→ **TASK PROMPT**:
In the data, from the line with "match-value: 29 — [677, 512, 692, 527]" to the line with "match-value: 79 — [677, 387, 692, 402]", swap "user-link" for "person-link" and write those lines out again with everything else left as is.

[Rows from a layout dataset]
* * *
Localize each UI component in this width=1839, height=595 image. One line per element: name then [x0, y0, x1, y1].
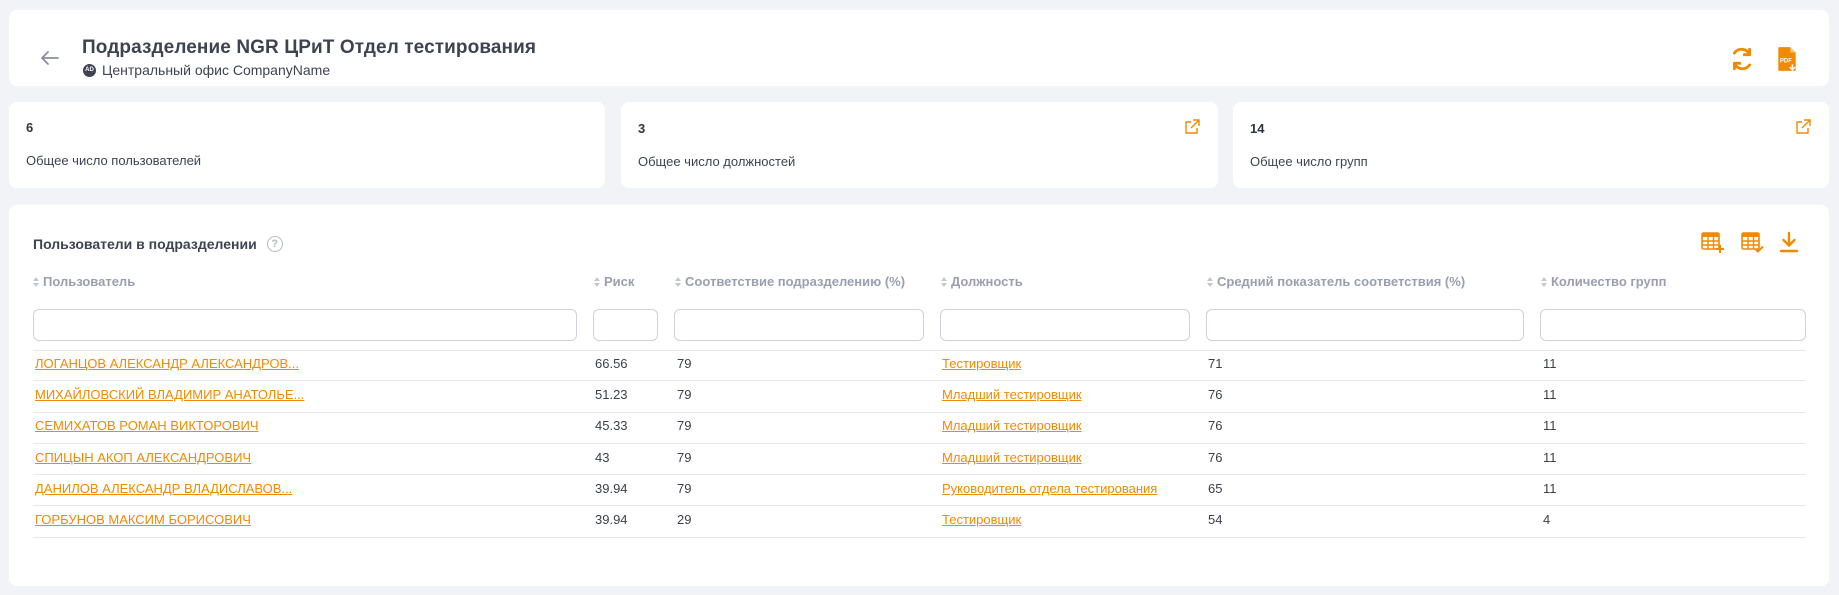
match-value: 29 — [677, 512, 692, 527]
svg-text:PDF: PDF — [1780, 58, 1792, 64]
avg-value: 76 — [1208, 418, 1223, 433]
refresh-icon[interactable] — [1729, 46, 1755, 72]
position-link[interactable]: Тестировщик — [942, 512, 1021, 527]
table-divider — [33, 350, 1806, 351]
ad-badge-icon: AD — [83, 63, 96, 77]
match-value: 79 — [677, 481, 692, 496]
position-link[interactable]: Младший тестировщик — [942, 450, 1082, 465]
section-title-text: Пользователи в подразделении — [33, 236, 257, 252]
section-title: Пользователи в подразделении ? — [33, 236, 283, 252]
user-link[interactable]: ЛОГАНЦОВ АЛЕКСАНДР АЛЕКСАНДРОВ... — [35, 356, 299, 371]
sort-icon — [1207, 276, 1213, 287]
risk-value: 39.94 — [595, 481, 628, 496]
risk-value: 51.23 — [595, 387, 628, 402]
user-link[interactable]: ГОРБУНОВ МАКСИМ БОРИСОВИЧ — [35, 512, 251, 527]
stat-card-users: 6 Общее число пользователей — [9, 102, 605, 188]
match-value: 79 — [677, 387, 692, 402]
groups-value: 11 — [1543, 387, 1557, 402]
position-link[interactable]: Младший тестировщик — [942, 418, 1082, 433]
avg-value: 65 — [1208, 481, 1223, 496]
filter-risk-input[interactable] — [593, 309, 658, 341]
users-table-card: Пользователи в подразделении ? Пользоват… — [9, 205, 1829, 586]
avg-value: 76 — [1208, 450, 1223, 465]
table-divider — [33, 537, 1806, 538]
groups-count: 14 — [1250, 121, 1265, 136]
filter-groups-input[interactable] — [1540, 309, 1806, 341]
filter-match-input[interactable] — [674, 309, 924, 341]
stat-card-groups: 14 Общее число групп — [1233, 102, 1829, 188]
table-add-icon[interactable] — [1700, 230, 1724, 254]
user-link[interactable]: МИХАЙЛОВСКИЙ ВЛАДИМИР АНАТОЛЬЕ... — [35, 387, 304, 402]
column-header-position[interactable]: Должность — [941, 274, 1023, 289]
column-header-groups[interactable]: Количество групп — [1541, 274, 1667, 289]
page-header: Подразделение NGR ЦРиТ Отдел тестировани… — [9, 10, 1829, 86]
groups-label: Общее число групп — [1250, 154, 1368, 169]
filter-position-input[interactable] — [940, 309, 1190, 341]
column-header-risk[interactable]: Риск — [594, 274, 634, 289]
users-count: 6 — [26, 120, 34, 135]
risk-value: 43 — [595, 450, 610, 465]
stat-card-positions: 3 Общее число должностей — [621, 102, 1218, 188]
office-name: Центральный офис CompanyName — [102, 62, 331, 78]
table-divider — [33, 474, 1806, 475]
users-label: Общее число пользователей — [26, 153, 202, 168]
table-divider — [33, 443, 1806, 444]
sort-icon — [941, 276, 947, 287]
table-divider — [33, 412, 1806, 413]
pdf-export-icon[interactable]: PDF — [1774, 46, 1800, 72]
avg-value: 76 — [1208, 387, 1223, 402]
risk-value: 45.33 — [595, 418, 628, 433]
filter-user-input[interactable] — [33, 309, 577, 341]
page-title: Подразделение NGR ЦРиТ Отдел тестировани… — [82, 37, 537, 58]
external-link-icon[interactable] — [1795, 119, 1811, 135]
position-link[interactable]: Руководитель отдела тестирования — [942, 481, 1157, 496]
position-link[interactable]: Тестировщик — [942, 356, 1021, 371]
match-value: 79 — [677, 356, 692, 371]
question-circle-icon[interactable]: ? — [266, 236, 283, 252]
user-link[interactable]: СЕМИХАТОВ РОМАН ВИКТОРОВИЧ — [35, 418, 259, 433]
table-check-icon[interactable] — [1740, 230, 1764, 254]
risk-value: 39.94 — [595, 512, 628, 527]
groups-value: 11 — [1543, 481, 1557, 496]
sort-icon — [33, 276, 39, 287]
sort-icon — [675, 276, 681, 287]
sort-icon — [1541, 276, 1547, 287]
groups-value: 11 — [1543, 356, 1557, 371]
groups-value: 4 — [1543, 512, 1551, 527]
user-link[interactable]: СПИЦЫН АКОП АЛЕКСАНДРОВИЧ — [35, 450, 251, 465]
external-link-icon[interactable] — [1184, 119, 1200, 135]
column-header-avg[interactable]: Средний показатель соответствия (%) — [1207, 274, 1465, 289]
match-value: 79 — [677, 450, 692, 465]
table-divider — [33, 505, 1806, 506]
table-divider — [33, 380, 1806, 381]
arrow-left-icon[interactable] — [38, 46, 62, 70]
filter-avg-input[interactable] — [1206, 309, 1524, 341]
match-value: 79 — [677, 418, 692, 433]
user-link[interactable]: ДАНИЛОВ АЛЕКСАНДР ВЛАДИСЛАВОВ... — [35, 481, 292, 496]
avg-value: 54 — [1208, 512, 1223, 527]
download-icon[interactable] — [1777, 230, 1801, 254]
sort-icon — [594, 276, 600, 287]
risk-value: 66.56 — [595, 356, 628, 371]
positions-label: Общее число должностей — [638, 154, 796, 169]
groups-value: 11 — [1543, 450, 1557, 465]
positions-count: 3 — [638, 121, 646, 136]
page-subtitle: AD Центральный офис CompanyName — [83, 62, 330, 78]
position-link[interactable]: Младший тестировщик — [942, 387, 1082, 402]
avg-value: 71 — [1208, 356, 1223, 371]
column-header-user[interactable]: Пользователь — [33, 274, 135, 289]
column-header-match[interactable]: Соответствие подразделению (%) — [675, 274, 905, 289]
groups-value: 11 — [1543, 418, 1557, 433]
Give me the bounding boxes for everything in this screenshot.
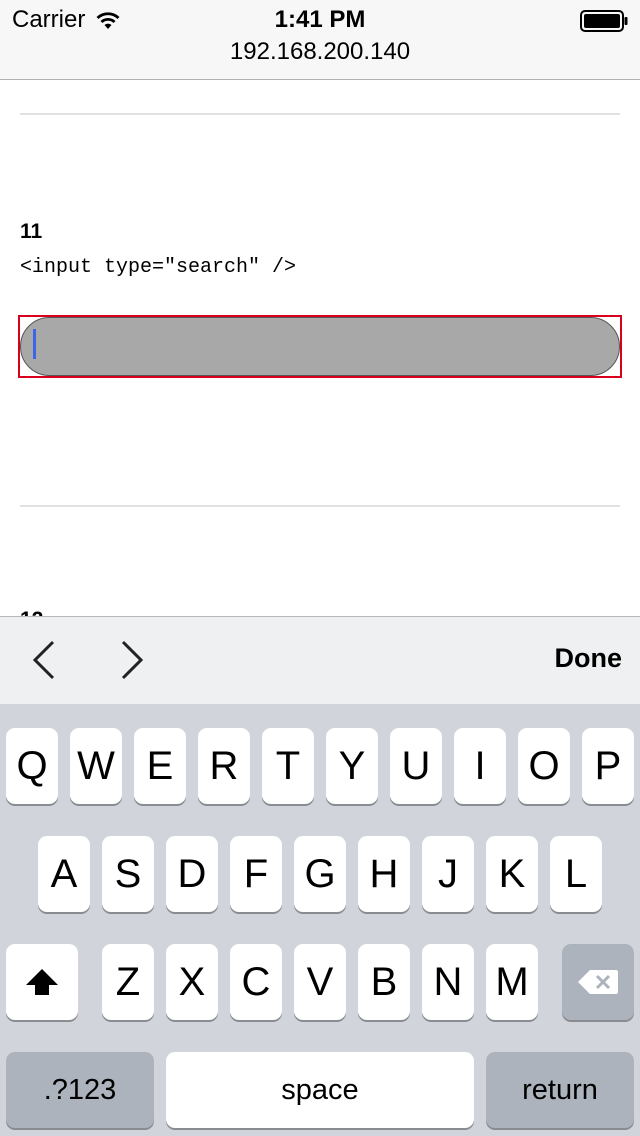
key-c[interactable]: C bbox=[230, 944, 282, 1020]
key-label: D bbox=[177, 851, 207, 896]
browser-topbar: Carrier 1:41 PM 192.168.200.140 bbox=[0, 0, 640, 80]
key-label: G bbox=[304, 851, 336, 896]
shift-key[interactable] bbox=[6, 944, 78, 1020]
key-label: I bbox=[474, 743, 486, 788]
key-g[interactable]: G bbox=[294, 836, 346, 912]
key-l[interactable]: L bbox=[550, 836, 602, 912]
key-label: H bbox=[369, 851, 399, 896]
screen: Carrier 1:41 PM 192.168.200.140 11 <inpu… bbox=[0, 0, 640, 1136]
key-r[interactable]: R bbox=[198, 728, 250, 804]
key-q[interactable]: Q bbox=[6, 728, 58, 804]
key-label: R bbox=[209, 743, 239, 788]
key-label: E bbox=[146, 743, 174, 788]
key-label: A bbox=[50, 851, 78, 896]
key-label: K bbox=[498, 851, 526, 896]
key-b[interactable]: B bbox=[358, 944, 410, 1020]
key-j[interactable]: J bbox=[422, 836, 474, 912]
key-label: M bbox=[495, 959, 529, 1004]
next-section-number: 12 bbox=[20, 608, 43, 616]
divider bbox=[20, 505, 620, 507]
key-label: F bbox=[243, 851, 269, 896]
key-e[interactable]: E bbox=[134, 728, 186, 804]
key-label: .?123 bbox=[43, 1073, 117, 1106]
battery-icon bbox=[580, 10, 628, 32]
chevron-right-icon bbox=[121, 640, 144, 680]
key-d[interactable]: D bbox=[166, 836, 218, 912]
key-label: Z bbox=[115, 959, 141, 1004]
key-m[interactable]: M bbox=[486, 944, 538, 1020]
key-s[interactable]: S bbox=[102, 836, 154, 912]
key-k[interactable]: K bbox=[486, 836, 538, 912]
backspace-icon bbox=[578, 970, 618, 994]
key-p[interactable]: P bbox=[582, 728, 634, 804]
key-label: return bbox=[522, 1073, 598, 1106]
key-label: W bbox=[77, 743, 115, 788]
web-content: 11 <input type="search" /> 12 bbox=[0, 80, 640, 616]
key-f[interactable]: F bbox=[230, 836, 282, 912]
key-v[interactable]: V bbox=[294, 944, 346, 1020]
space-key[interactable]: space bbox=[166, 1052, 474, 1128]
previous-field-button[interactable] bbox=[24, 639, 64, 681]
key-label: O bbox=[528, 743, 560, 788]
return-key[interactable]: return bbox=[486, 1052, 634, 1128]
divider bbox=[20, 113, 620, 115]
key-i[interactable]: I bbox=[454, 728, 506, 804]
address-bar[interactable]: 192.168.200.140 bbox=[0, 38, 640, 66]
key-label: Q bbox=[16, 743, 48, 788]
key-label: N bbox=[433, 959, 463, 1004]
key-label: P bbox=[594, 743, 622, 788]
key-label: T bbox=[275, 743, 301, 788]
key-label: Y bbox=[338, 743, 366, 788]
key-label: S bbox=[114, 851, 142, 896]
key-t[interactable]: T bbox=[262, 728, 314, 804]
key-label: C bbox=[241, 959, 271, 1004]
key-y[interactable]: Y bbox=[326, 728, 378, 804]
key-label: X bbox=[178, 959, 206, 1004]
key-label: J bbox=[438, 851, 458, 896]
backspace-key[interactable] bbox=[562, 944, 634, 1020]
section-number: 11 bbox=[20, 220, 43, 243]
key-z[interactable]: Z bbox=[102, 944, 154, 1020]
search-input[interactable] bbox=[20, 317, 620, 376]
key-u[interactable]: U bbox=[390, 728, 442, 804]
key-label: L bbox=[564, 851, 588, 896]
code-sample: <input type="search" /> bbox=[20, 256, 297, 279]
key-w[interactable]: W bbox=[70, 728, 122, 804]
form-accessory-bar: Done bbox=[0, 616, 640, 704]
key-label: B bbox=[370, 959, 398, 1004]
key-n[interactable]: N bbox=[422, 944, 474, 1020]
shift-icon bbox=[26, 969, 58, 995]
status-time: 1:41 PM bbox=[274, 6, 366, 33]
key-label: V bbox=[306, 959, 334, 1004]
keyboard: Q W E R T Y U I O P A S D F G H J K L Z … bbox=[0, 704, 640, 1136]
key-label: U bbox=[401, 743, 431, 788]
chevron-left-icon bbox=[32, 640, 55, 680]
key-o[interactable]: O bbox=[518, 728, 570, 804]
next-field-button[interactable] bbox=[112, 639, 152, 681]
done-button[interactable]: Done bbox=[555, 643, 623, 674]
key-x[interactable]: X bbox=[166, 944, 218, 1020]
key-h[interactable]: H bbox=[358, 836, 410, 912]
key-label: space bbox=[281, 1073, 359, 1106]
text-caret bbox=[33, 329, 36, 359]
numbers-key[interactable]: .?123 bbox=[6, 1052, 154, 1128]
key-a[interactable]: A bbox=[38, 836, 90, 912]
* * *
→ **EXERCISE OUTPUT**:
match-value: 29 — [677, 512, 692, 527]
svg-text:PDF: PDF — [1780, 58, 1792, 64]
avg-value: 76 — [1208, 418, 1223, 433]
refresh-icon[interactable] — [1729, 46, 1755, 72]
position-link[interactable]: Тестировщик — [942, 512, 1021, 527]
table-divider — [33, 350, 1806, 351]
ad-badge-icon: AD — [83, 63, 96, 77]
match-value: 79 — [677, 481, 692, 496]
position-link[interactable]: Младший тестировщик — [942, 450, 1082, 465]
section-title-text: Пользователи в подразделении — [33, 236, 257, 252]
section-title: Пользователи в подразделении ? — [33, 236, 283, 252]
person-link[interactable]: ЛОГАНЦОВ АЛЕКСАНДР АЛЕКСАНДРОВ... — [35, 356, 299, 371]
sort-icon — [1207, 276, 1213, 287]
risk-value: 39.94 — [595, 481, 628, 496]
risk-value: 51.23 — [595, 387, 628, 402]
person-link[interactable]: ГОРБУНОВ МАКСИМ БОРИСОВИЧ — [35, 512, 251, 527]
stat-card-users: 6 Общее число пользователей — [9, 102, 605, 188]
match-value: 79 — [677, 387, 692, 402]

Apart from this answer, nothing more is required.